◆ **Exercise directions**: Copy out all the data, word for word.
** begin Exercise data **
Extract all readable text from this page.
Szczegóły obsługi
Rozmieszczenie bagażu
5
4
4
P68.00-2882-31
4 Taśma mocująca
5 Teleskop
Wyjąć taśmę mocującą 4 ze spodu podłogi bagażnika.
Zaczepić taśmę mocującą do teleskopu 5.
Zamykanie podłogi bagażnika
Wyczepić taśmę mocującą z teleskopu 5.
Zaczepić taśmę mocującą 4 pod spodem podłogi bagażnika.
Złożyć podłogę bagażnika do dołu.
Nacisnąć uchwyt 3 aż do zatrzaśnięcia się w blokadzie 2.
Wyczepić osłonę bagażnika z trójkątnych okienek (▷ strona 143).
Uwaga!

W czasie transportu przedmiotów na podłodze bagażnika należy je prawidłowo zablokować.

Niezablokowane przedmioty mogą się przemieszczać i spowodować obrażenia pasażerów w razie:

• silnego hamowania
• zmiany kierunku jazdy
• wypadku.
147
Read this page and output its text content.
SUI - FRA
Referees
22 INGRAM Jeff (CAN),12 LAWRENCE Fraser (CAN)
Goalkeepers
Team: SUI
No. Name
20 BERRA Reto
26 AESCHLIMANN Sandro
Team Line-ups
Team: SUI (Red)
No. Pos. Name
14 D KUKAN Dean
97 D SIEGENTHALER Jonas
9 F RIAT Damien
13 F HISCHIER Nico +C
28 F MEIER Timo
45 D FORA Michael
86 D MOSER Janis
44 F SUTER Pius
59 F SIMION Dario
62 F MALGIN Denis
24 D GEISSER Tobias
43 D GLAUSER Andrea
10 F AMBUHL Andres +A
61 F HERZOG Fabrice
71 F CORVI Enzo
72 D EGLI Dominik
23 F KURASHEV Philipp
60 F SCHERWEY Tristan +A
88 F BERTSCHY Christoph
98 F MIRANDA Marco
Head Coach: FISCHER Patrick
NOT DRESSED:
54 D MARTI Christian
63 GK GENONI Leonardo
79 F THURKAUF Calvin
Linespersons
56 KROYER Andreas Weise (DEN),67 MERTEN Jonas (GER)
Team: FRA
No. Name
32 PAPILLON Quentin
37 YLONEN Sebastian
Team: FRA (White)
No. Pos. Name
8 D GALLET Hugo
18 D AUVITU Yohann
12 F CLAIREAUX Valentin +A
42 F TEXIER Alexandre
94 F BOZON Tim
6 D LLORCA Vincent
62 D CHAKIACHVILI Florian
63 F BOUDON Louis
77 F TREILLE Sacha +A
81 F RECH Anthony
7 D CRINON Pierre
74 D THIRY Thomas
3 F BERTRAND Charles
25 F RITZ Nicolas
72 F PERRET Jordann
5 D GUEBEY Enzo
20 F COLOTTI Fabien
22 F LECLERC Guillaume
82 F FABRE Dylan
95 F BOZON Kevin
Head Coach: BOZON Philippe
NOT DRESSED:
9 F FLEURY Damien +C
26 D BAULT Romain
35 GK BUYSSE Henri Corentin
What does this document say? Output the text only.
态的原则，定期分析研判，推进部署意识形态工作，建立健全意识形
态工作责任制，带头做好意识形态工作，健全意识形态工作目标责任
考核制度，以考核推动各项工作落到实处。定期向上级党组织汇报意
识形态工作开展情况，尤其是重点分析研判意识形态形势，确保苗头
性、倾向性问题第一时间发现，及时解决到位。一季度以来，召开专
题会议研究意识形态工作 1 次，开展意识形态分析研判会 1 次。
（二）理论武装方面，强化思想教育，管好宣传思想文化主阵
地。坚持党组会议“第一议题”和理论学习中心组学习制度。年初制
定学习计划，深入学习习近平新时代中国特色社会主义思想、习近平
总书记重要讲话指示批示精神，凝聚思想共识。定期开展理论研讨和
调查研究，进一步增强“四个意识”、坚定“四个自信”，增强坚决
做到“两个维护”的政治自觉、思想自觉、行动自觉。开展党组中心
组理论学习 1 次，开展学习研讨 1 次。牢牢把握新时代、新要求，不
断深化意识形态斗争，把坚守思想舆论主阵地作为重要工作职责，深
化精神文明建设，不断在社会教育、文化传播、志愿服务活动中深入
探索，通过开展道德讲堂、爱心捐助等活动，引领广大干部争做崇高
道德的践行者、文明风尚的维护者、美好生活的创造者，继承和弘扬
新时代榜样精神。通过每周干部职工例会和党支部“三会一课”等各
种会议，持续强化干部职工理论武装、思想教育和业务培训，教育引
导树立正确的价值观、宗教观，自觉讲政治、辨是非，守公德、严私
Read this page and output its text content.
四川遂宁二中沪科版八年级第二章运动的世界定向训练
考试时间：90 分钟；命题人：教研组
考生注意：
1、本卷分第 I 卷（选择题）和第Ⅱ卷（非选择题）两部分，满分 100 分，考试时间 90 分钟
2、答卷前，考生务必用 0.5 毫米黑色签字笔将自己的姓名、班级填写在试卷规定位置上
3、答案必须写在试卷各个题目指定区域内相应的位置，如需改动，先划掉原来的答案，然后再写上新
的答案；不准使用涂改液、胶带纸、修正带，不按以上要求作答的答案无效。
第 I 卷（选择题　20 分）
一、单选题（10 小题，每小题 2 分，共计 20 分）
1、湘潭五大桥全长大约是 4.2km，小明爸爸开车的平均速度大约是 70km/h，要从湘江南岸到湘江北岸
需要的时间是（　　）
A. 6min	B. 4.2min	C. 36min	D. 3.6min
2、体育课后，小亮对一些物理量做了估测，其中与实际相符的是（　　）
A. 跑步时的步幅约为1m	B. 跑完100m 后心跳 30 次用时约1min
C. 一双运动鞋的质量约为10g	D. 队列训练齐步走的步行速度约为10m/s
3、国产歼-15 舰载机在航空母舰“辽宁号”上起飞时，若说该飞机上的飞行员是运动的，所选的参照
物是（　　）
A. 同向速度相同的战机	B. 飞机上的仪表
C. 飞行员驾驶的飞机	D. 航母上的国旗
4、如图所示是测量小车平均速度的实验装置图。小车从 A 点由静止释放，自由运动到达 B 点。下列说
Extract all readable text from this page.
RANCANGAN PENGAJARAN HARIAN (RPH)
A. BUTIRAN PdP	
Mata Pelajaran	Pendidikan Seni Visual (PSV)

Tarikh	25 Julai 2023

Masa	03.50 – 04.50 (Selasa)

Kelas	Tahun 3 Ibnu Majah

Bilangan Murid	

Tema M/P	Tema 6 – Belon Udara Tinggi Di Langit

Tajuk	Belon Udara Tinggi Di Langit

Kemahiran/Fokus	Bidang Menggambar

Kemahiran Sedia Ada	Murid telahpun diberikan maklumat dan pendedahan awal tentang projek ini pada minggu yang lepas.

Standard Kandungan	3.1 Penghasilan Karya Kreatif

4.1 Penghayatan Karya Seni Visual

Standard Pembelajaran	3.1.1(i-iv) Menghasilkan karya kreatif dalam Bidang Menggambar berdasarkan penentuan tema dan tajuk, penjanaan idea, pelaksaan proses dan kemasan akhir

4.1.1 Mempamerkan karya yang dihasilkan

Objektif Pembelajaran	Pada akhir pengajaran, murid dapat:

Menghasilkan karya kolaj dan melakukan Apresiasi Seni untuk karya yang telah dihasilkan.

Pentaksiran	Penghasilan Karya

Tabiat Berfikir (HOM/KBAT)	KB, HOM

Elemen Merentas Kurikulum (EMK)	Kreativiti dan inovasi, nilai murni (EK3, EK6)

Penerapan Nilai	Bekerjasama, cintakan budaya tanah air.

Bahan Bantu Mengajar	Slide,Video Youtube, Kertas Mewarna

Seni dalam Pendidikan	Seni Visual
** end Exercise data **
◆ **Exercise response**:
Extract all readable text from this page.
Szczegóły obsługi
Rozmieszczenie bagażu
5
4
4
P68.00-2882-31
4 Taśma mocująca
5 Teleskop
Wyjąć taśmę mocującą 4 ze spodu podłogi bagażnika.
Zaczepić taśmę mocującą do teleskopu 5.
Zamykanie podłogi bagażnika
Wyczepić taśmę mocującą z teleskopu 5.
Zaczepić taśmę mocującą 4 pod spodem podłogi bagażnika.
Złożyć podłogę bagażnika do dołu.
Nacisnąć uchwyt 3 aż do zatrzaśnięcia się w blokadzie 2.
Wyczepić osłonę bagażnika z trójkątnych okienek (▷ strona 143).
Uwaga!

W czasie transportu przedmiotów na podłodze bagażnika należy je prawidłowo zablokować.

Niezablokowane przedmioty mogą się przemieszczać i spowodować obrażenia pasażerów w razie:

• silnego hamowania
• zmiany kierunku jazdy
• wypadku.
147
Read this page and output its text content.
SUI - FRA
Referees
22 INGRAM Jeff (CAN),12 LAWRENCE Fraser (CAN)
Goalkeepers
Team: SUI
No. Name
20 BERRA Reto
26 AESCHLIMANN Sandro
Team Line-ups
Team: SUI (Red)
No. Pos. Name
14 D KUKAN Dean
97 D SIEGENTHALER Jonas
9 F RIAT Damien
13 F HISCHIER Nico +C
28 F MEIER Timo
45 D FORA Michael
86 D MOSER Janis
44 F SUTER Pius
59 F SIMION Dario
62 F MALGIN Denis
24 D GEISSER Tobias
43 D GLAUSER Andrea
10 F AMBUHL Andres +A
61 F HERZOG Fabrice
71 F CORVI Enzo
72 D EGLI Dominik
23 F KURASHEV Philipp
60 F SCHERWEY Tristan +A
88 F BERTSCHY Christoph
98 F MIRANDA Marco
Head Coach: FISCHER Patrick
NOT DRESSED:
54 D MARTI Christian
63 GK GENONI Leonardo
79 F THURKAUF Calvin
Linespersons
56 KROYER Andreas Weise (DEN),67 MERTEN Jonas (GER)
Team: FRA
No. Name
32 PAPILLON Quentin
37 YLONEN Sebastian
Team: FRA (White)
No. Pos. Name
8 D GALLET Hugo
18 D AUVITU Yohann
12 F CLAIREAUX Valentin +A
42 F TEXIER Alexandre
94 F BOZON Tim
6 D LLORCA Vincent
62 D CHAKIACHVILI Florian
63 F BOUDON Louis
77 F TREILLE Sacha +A
81 F RECH Anthony
7 D CRINON Pierre
74 D THIRY Thomas
3 F BERTRAND Charles
25 F RITZ Nicolas
72 F PERRET Jordann
5 D GUEBEY Enzo
20 F COLOTTI Fabien
22 F LECLERC Guillaume
82 F FABRE Dylan
95 F BOZON Kevin
Head Coach: BOZON Philippe
NOT DRESSED:
9 F FLEURY Damien +C
26 D BAULT Romain
35 GK BUYSSE Henri Corentin
What does this document say? Output the text only.
态的原则，定期分析研判，推进部署意识形态工作，建立健全意识形
态工作责任制，带头做好意识形态工作，健全意识形态工作目标责任
考核制度，以考核推动各项工作落到实处。定期向上级党组织汇报意
识形态工作开展情况，尤其是重点分析研判意识形态形势，确保苗头
性、倾向性问题第一时间发现，及时解决到位。一季度以来，召开专
题会议研究意识形态工作 1 次，开展意识形态分析研判会 1 次。
（二）理论武装方面，强化思想教育，管好宣传思想文化主阵
地。坚持党组会议“第一议题”和理论学习中心组学习制度。年初制
定学习计划，深入学习习近平新时代中国特色社会主义思想、习近平
总书记重要讲话指示批示精神，凝聚思想共识。定期开展理论研讨和
调查研究，进一步增强“四个意识”、坚定“四个自信”，增强坚决
做到“两个维护”的政治自觉、思想自觉、行动自觉。开展党组中心
组理论学习 1 次，开展学习研讨 1 次。牢牢把握新时代、新要求，不
断深化意识形态斗争，把坚守思想舆论主阵地作为重要工作职责，深
化精神文明建设，不断在社会教育、文化传播、志愿服务活动中深入
探索，通过开展道德讲堂、爱心捐助等活动，引领广大干部争做崇高
道德的践行者、文明风尚的维护者、美好生活的创造者，继承和弘扬
新时代榜样精神。通过每周干部职工例会和党支部“三会一课”等各
种会议，持续强化干部职工理论武装、思想教育和业务培训，教育引
导树立正确的价值观、宗教观，自觉讲政治、辨是非，守公德、严私
Read this page and output its text content.
四川遂宁二中沪科版八年级第二章运动的世界定向训练
考试时间：90 分钟；命题人：教研组
考生注意：
1、本卷分第 I 卷（选择题）和第Ⅱ卷（非选择题）两部分，满分 100 分，考试时间 90 分钟
2、答卷前，考生务必用 0.5 毫米黑色签字笔将自己的姓名、班级填写在试卷规定位置上
3、答案必须写在试卷各个题目指定区域内相应的位置，如需改动，先划掉原来的答案，然后再写上新
的答案；不准使用涂改液、胶带纸、修正带，不按以上要求作答的答案无效。
第 I 卷（选择题　20 分）
一、单选题（10 小题，每小题 2 分，共计 20 分）
1、湘潭五大桥全长大约是 4.2km，小明爸爸开车的平均速度大约是 70km/h，要从湘江南岸到湘江北岸
需要的时间是（　　）
A. 6min	B. 4.2min	C. 36min	D. 3.6min
2、体育课后，小亮对一些物理量做了估测，其中与实际相符的是（　　）
A. 跑步时的步幅约为1m	B. 跑完100m 后心跳 30 次用时约1min
C. 一双运动鞋的质量约为10g	D. 队列训练齐步走的步行速度约为10m/s
3、国产歼-15 舰载机在航空母舰“辽宁号”上起飞时，若说该飞机上的飞行员是运动的，所选的参照
物是（　　）
A. 同向速度相同的战机	B. 飞机上的仪表
C. 飞行员驾驶的飞机	D. 航母上的国旗
4、如图所示是测量小车平均速度的实验装置图。小车从 A 点由静止释放，自由运动到达 B 点。下列说
Extract all readable text from this page.
RANCANGAN PENGAJARAN HARIAN (RPH)
A. BUTIRAN PdP	
Mata Pelajaran	Pendidikan Seni Visual (PSV)

Tarikh	25 Julai 2023

Masa	03.50 – 04.50 (Selasa)

Kelas	Tahun 3 Ibnu Majah

Bilangan Murid	

Tema M/P	Tema 6 – Belon Udara Tinggi Di Langit

Tajuk	Belon Udara Tinggi Di Langit

Kemahiran/Fokus	Bidang Menggambar

Kemahiran Sedia Ada	Murid telahpun diberikan maklumat dan pendedahan awal tentang projek ini pada minggu yang lepas.

Standard Kandungan	3.1 Penghasilan Karya Kreatif

4.1 Penghayatan Karya Seni Visual

Standard Pembelajaran	3.1.1(i-iv) Menghasilkan karya kreatif dalam Bidang Menggambar berdasarkan penentuan tema dan tajuk, penjanaan idea, pelaksaan proses dan kemasan akhir

4.1.1 Mempamerkan karya yang dihasilkan

Objektif Pembelajaran	Pada akhir pengajaran, murid dapat:

Menghasilkan karya kolaj dan melakukan Apresiasi Seni untuk karya yang telah dihasilkan.

Pentaksiran	Penghasilan Karya

Tabiat Berfikir (HOM/KBAT)	KB, HOM

Elemen Merentas Kurikulum (EMK)	Kreativiti dan inovasi, nilai murni (EK3, EK6)

Penerapan Nilai	Bekerjasama, cintakan budaya tanah air.

Bahan Bantu Mengajar	Slide,Video Youtube, Kertas Mewarna

Seni dalam Pendidikan	Seni Visual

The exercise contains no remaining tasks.